**AIM**
Copy the data exactly; pictures stay out of the copy.

**EXTRACTED DATA**
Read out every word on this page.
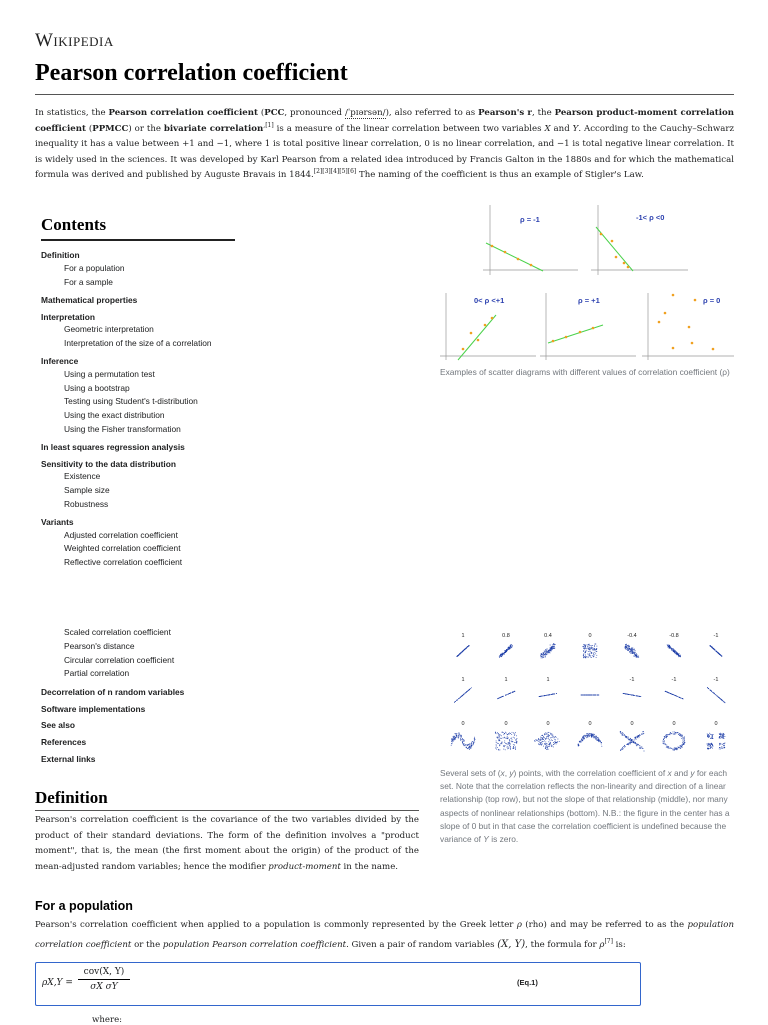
Wikipedia
Pearson correlation coefficient
In statistics, the Pearson correlation coefficient (PCC, pronounced /ˈpɪərsən/), also referred to as Pearson's r, the Pearson product-moment correlation coefficient (PPMCC) or the bivariate correlation$^{,[1]}$ is a measure of the linear correlation between two variables X and Y. According to the Cauchy–Schwarz inequality it has a value between +1 and −1, where 1 is total positive linear correlation, 0 is no linear correlation, and −1 is total negative linear correlation. It is widely used in the sciences. It was developed by Karl Pearson from a related idea introduced by Francis Galton in the 1880s and for which the mathematical formula was derived and published by Auguste Bravais in 1844.[2][3][4][5][6] The naming of the coefficient is thus an example of Stigler's Law.
Contents
Definition
For a population
For a sample
Mathematical properties
Interpretation
Geometric interpretation
Interpretation of the size of a correlation
Inference
Using a permutation test
Using a bootstrap
Testing using Student's t-distribution
Using the exact distribution
Using the Fisher transformation
In least squares regression analysis
Sensitivity to the data distribution
Existence
Sample size
Robustness
Variants
Adjusted correlation coefficient
Weighted correlation coefficient
Reflective correlation coefficient
Scaled correlation coefficient
Pearson's distance
Circular correlation coefficient
Partial correlation
Decorrelation of n random variables
Software implementations
See also
References
External links
ρ = -1	-1< ρ <0
0< ρ <+1	ρ = +1	ρ = 0
Examples of scatter diagrams with different values of correlation coefficient (ρ)
1	0.8	0.4	0	-0.4	-0.8	-1
1	1	1	-1	-1	-1
0	0	0	0	0	0	0
Several sets of (x, y) points, with the correlation coefficient of x and y for each set. Note that the correlation reflects the non-linearity and direction of a linear relationship (top row), but not the slope of that relationship (middle), nor many aspects of nonlinear relationships (bottom). N.B.: the figure in the center has a slope of 0 but in that case the correlation coefficient is undefined because the variance of Y is zero.
Definition
Pearson's correlation coefficient is the covariance of the two variables divided by the product of their standard deviations. The form of the definition involves a "product moment", that is, the mean (the first moment about the origin) of the product of the mean-adjusted random variables; hence the modifier product-moment in the name.
For a population
Pearson's correlation coefficient when applied to a population is commonly represented by the Greek letter ρ (rho) and may be referred to as the population correlation coefficient or the population Pearson correlation coefficient. Given a pair of random variables (X, Y), the formula for ρ[7] is:
ρX,Y =
cov(X, Y)
σX σY	(Eq.1)
where:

**ANSWER FOR THIS EXERCISE**
Read out every word on this page.
Wikipedia
Pearson correlation coefficient
In statistics, the Pearson correlation coefficient (PCC, pronounced /ˈpɪərsən/), also referred to as Pearson's r, the Pearson product-moment correlation coefficient (PPMCC) or the bivariate correlation$^{,[1]}$ is a measure of the linear correlation between two variables X and Y. According to the Cauchy–Schwarz inequality it has a value between +1 and −1, where 1 is total positive linear correlation, 0 is no linear correlation, and −1 is total negative linear correlation. It is widely used in the sciences. It was developed by Karl Pearson from a related idea introduced by Francis Galton in the 1880s and for which the mathematical formula was derived and published by Auguste Bravais in 1844.[2][3][4][5][6] The naming of the coefficient is thus an example of Stigler's Law.
Contents
Definition
For a population
For a sample
Mathematical properties
Interpretation
Geometric interpretation
Interpretation of the size of a correlation
Inference
Using a permutation test
Using a bootstrap
Testing using Student's t-distribution
Using the exact distribution
Using the Fisher transformation
In least squares regression analysis
Sensitivity to the data distribution
Existence
Sample size
Robustness
Variants
Adjusted correlation coefficient
Weighted correlation coefficient
Reflective correlation coefficient
Scaled correlation coefficient
Pearson's distance
Circular correlation coefficient
Partial correlation
Decorrelation of n random variables
Software implementations
See also
References
External links
ρ = -1	-1< ρ <0
0< ρ <+1	ρ = +1	ρ = 0
Examples of scatter diagrams with different values of correlation coefficient (ρ)
1	0.8	0.4	0	-0.4	-0.8	-1
1	1	1	-1	-1	-1
0	0	0	0	0	0	0
Several sets of (x, y) points, with the correlation coefficient of x and y for each set. Note that the correlation reflects the non-linearity and direction of a linear relationship (top row), but not the slope of that relationship (middle), nor many aspects of nonlinear relationships (bottom). N.B.: the figure in the center has a slope of 0 but in that case the correlation coefficient is undefined because the variance of Y is zero.
Definition
Pearson's correlation coefficient is the covariance of the two variables divided by the product of their standard deviations. The form of the definition involves a "product moment", that is, the mean (the first moment about the origin) of the product of the mean-adjusted random variables; hence the modifier product-moment in the name.
For a population
Pearson's correlation coefficient when applied to a population is commonly represented by the Greek letter ρ (rho) and may be referred to as the population correlation coefficient or the population Pearson correlation coefficient. Given a pair of random variables (X, Y), the formula for ρ[7] is:
ρX,Y =
cov(X, Y)
σX σY	(Eq.1)
where:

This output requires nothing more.